## Begin Extract provided

Also, even if MSR_KVM_PREEMPT_COUNT is kind of write-only, you still
need to allow reading it even if only for migration purposes.

> +		vcpu->arch.preempt_count_enabled = 0;
> +		if (!(data & KVM_MSR_ENABLED))
> +			break;
> +		if (!kvm_gfn_to_hva_cache_init(vcpu->kvm,
> +		    &vcpu->arch.preempt_count_g2h, data & ~KVM_MSR_ENABLED,
> +		    sizeof(int)))
> +			vcpu->arch.preempt_count_enabled = 1;
> +		break;
> +#endif
>  	case MSR_KVM_POLL_CONTROL:
>  		if (!guest_pv_has(vcpu, KVM_FEATURE_POLL_CONTROL))
>  			return 1;
> @@ -9684,6 +9697,17 @@ static int vcpu_enter_guest(struct kvm_vcpu *vcpu)
>  	local_irq_enable();
>  	preempt_enable();
>  
> +#ifdef CONFIG_KVM_HETEROGENEOUS_RT
> +	/*
> +	 * Boosted VCPU is no longer in critical section, so we can yield
> +	 * back the cpu.
> +	 */
> +	if (vcpu->arch.boost && !vcpu->arch.may_boost) {
> +		vcpu->arch.boost = 0;
> +		schedule();
> +	}
> +#endif
> +
>  	vcpu->srcu_idx = srcu_read_lock(&vcpu->kvm->srcu);
>  
>  	/*
> @@ -9757,6 +9781,26 @@ static inline bool kvm_vcpu_running(struct kvm_vcpu *vcpu)
>  		!vcpu->arch.apf.halted);
>  }
>  
> +#ifdef CONFIG_KVM_HETEROGENEOUS_RT
> +int
> +kvm_vcpu_dont_preempt(struct kvm_vcpu *vcpu)

## End Extract provided

**Required work:** Extract the entire KVM patch review excerpt above, reproducing each of its lines without any change.

## Begin Recorded information

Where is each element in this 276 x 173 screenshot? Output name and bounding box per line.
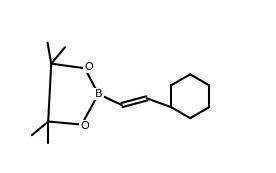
Text: O: O	[84, 62, 93, 72]
Text: O: O	[80, 121, 89, 131]
Text: B: B	[95, 89, 103, 99]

## End Recorded information

**Expected answer:**
Also, even if MSR_KVM_PREEMPT_COUNT is kind of write-only, you still
need to allow reading it even if only for migration purposes.

> +		vcpu->arch.preempt_count_enabled = 0;
> +		if (!(data & KVM_MSR_ENABLED))
> +			break;
> +		if (!kvm_gfn_to_hva_cache_init(vcpu->kvm,
> +		    &vcpu->arch.preempt_count_g2h, data & ~KVM_MSR_ENABLED,
> +		    sizeof(int)))
> +			vcpu->arch.preempt_count_enabled = 1;
> +		break;
> +#endif
>  	case MSR_KVM_POLL_CONTROL:
>  		if (!guest_pv_has(vcpu, KVM_FEATURE_POLL_CONTROL))
>  			return 1;
> @@ -9684,6 +9697,17 @@ static int vcpu_enter_guest(struct kvm_vcpu *vcpu)
>  	local_irq_enable();
>  	preempt_enable();
>  
> +#ifdef CONFIG_KVM_HETEROGENEOUS_RT
> +	/*
> +	 * Boosted VCPU is no longer in critical section, so we can yield
> +	 * back the cpu.
> +	 */
> +	if (vcpu->arch.boost && !vcpu->arch.may_boost) {
> +		vcpu->arch.boost = 0;
> +		schedule();
> +	}
> +#endif
> +
>  	vcpu->srcu_idx = srcu_read_lock(&vcpu->kvm->srcu);
>  
>  	/*
> @@ -9757,6 +9781,26 @@ static inline bool kvm_vcpu_running(struct kvm_vcpu *vcpu)
>  		!vcpu->arch.apf.halted);
>  }
>  
> +#ifdef CONFIG_KVM_HETEROGENEOUS_RT
> +int
> +kvm_vcpu_dont_preempt(struct kvm_vcpu *vcpu)